Pick out the lines below that contain the string "керектігін" and copy them all.

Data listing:
-- BEGIN --

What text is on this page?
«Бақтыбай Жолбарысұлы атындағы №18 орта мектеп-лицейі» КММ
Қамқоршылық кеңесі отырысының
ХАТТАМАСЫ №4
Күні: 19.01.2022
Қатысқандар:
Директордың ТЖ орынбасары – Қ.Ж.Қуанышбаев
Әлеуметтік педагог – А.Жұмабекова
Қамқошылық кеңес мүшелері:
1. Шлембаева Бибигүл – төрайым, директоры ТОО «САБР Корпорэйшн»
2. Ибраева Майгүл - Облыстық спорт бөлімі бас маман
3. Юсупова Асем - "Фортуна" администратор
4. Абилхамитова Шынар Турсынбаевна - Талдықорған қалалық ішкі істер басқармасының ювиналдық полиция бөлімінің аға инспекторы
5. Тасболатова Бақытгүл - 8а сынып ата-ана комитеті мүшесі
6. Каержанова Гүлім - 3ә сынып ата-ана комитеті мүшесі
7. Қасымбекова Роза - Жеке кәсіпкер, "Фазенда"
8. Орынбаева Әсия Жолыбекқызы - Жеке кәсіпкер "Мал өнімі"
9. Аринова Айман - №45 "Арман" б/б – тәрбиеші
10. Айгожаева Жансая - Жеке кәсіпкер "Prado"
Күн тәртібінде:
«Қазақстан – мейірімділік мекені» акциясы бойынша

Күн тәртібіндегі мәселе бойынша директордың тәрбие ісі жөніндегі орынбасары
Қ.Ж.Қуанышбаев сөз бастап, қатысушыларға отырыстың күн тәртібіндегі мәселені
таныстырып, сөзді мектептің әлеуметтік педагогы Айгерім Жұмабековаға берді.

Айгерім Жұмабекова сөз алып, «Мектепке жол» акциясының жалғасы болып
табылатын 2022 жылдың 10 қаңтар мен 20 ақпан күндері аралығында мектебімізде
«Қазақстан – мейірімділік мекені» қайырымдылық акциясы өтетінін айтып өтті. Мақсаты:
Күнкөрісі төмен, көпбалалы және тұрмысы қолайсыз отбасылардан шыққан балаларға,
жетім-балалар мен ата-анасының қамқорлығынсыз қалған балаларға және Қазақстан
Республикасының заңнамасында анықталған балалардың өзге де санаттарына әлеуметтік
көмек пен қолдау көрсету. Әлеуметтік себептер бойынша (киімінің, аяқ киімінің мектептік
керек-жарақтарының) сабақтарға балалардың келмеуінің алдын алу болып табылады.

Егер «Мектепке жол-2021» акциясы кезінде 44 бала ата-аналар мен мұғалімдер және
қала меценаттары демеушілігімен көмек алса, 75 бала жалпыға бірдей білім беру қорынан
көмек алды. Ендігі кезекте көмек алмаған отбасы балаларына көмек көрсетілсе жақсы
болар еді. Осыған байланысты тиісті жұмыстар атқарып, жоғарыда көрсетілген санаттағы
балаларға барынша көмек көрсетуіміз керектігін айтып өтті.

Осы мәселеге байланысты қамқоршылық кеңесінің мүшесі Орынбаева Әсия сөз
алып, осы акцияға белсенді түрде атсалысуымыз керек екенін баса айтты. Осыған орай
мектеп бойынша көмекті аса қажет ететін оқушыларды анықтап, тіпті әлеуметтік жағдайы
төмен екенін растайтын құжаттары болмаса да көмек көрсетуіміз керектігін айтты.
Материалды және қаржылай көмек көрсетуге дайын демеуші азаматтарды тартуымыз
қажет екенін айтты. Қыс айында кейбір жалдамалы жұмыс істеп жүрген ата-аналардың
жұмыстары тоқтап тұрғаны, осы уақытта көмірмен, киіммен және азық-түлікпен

-- END --

■ **Complete response**
балаларға барынша көмек көрсетуіміз керектігін айтып өтті.
төмен екенін растайтын құжаттары болмаса да көмек көрсетуіміз керектігін айтты.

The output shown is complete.